# START OF Records for the task

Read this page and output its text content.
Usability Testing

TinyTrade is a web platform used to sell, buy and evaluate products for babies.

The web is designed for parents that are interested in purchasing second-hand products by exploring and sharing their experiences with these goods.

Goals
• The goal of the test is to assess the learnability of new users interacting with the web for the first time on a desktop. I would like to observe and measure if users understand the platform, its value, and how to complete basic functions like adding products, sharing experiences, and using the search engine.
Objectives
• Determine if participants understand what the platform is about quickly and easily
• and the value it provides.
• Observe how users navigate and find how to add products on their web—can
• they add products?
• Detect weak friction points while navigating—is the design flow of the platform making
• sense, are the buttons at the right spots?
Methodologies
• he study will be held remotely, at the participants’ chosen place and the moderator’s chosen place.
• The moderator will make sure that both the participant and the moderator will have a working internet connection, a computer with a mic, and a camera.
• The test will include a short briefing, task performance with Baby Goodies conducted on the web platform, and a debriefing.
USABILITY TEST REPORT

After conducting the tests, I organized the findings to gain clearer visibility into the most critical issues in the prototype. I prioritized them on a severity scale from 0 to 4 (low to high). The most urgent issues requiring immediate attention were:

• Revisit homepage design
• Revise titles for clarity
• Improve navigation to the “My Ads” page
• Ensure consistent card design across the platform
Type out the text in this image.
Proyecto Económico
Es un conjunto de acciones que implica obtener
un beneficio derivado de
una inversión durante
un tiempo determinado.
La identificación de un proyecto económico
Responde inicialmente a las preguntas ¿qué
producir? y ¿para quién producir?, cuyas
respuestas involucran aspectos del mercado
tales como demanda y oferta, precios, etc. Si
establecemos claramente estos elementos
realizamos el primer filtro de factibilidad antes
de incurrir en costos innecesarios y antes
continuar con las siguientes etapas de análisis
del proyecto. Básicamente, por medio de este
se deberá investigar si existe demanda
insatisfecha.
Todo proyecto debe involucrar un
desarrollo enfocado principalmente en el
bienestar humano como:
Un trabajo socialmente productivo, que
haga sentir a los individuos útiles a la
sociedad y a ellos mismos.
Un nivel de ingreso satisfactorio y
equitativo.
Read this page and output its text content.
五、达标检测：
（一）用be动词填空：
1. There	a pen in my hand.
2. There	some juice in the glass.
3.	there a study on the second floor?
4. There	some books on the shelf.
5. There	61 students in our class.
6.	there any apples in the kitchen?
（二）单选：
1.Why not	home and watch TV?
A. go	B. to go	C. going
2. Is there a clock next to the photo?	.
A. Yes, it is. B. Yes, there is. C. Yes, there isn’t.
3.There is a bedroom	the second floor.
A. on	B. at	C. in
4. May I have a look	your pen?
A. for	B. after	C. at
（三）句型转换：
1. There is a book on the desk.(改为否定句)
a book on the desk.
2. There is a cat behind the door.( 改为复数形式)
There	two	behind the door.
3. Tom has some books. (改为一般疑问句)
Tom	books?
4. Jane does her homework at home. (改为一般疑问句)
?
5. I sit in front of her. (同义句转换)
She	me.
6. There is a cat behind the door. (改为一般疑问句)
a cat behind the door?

# END OF Records for the task

§ Task to carry out
All lines in the data that contain the word "value" should be copied.

§ Reply to the exercise
• The goal of the test is to assess the learnability of new users interacting with the web for the first time on a desktop. I would like to observe and measure if users understand the platform, its value, and how to complete basic functions like adding products, sharing experiences, and using the search engine.
• and the value it provides.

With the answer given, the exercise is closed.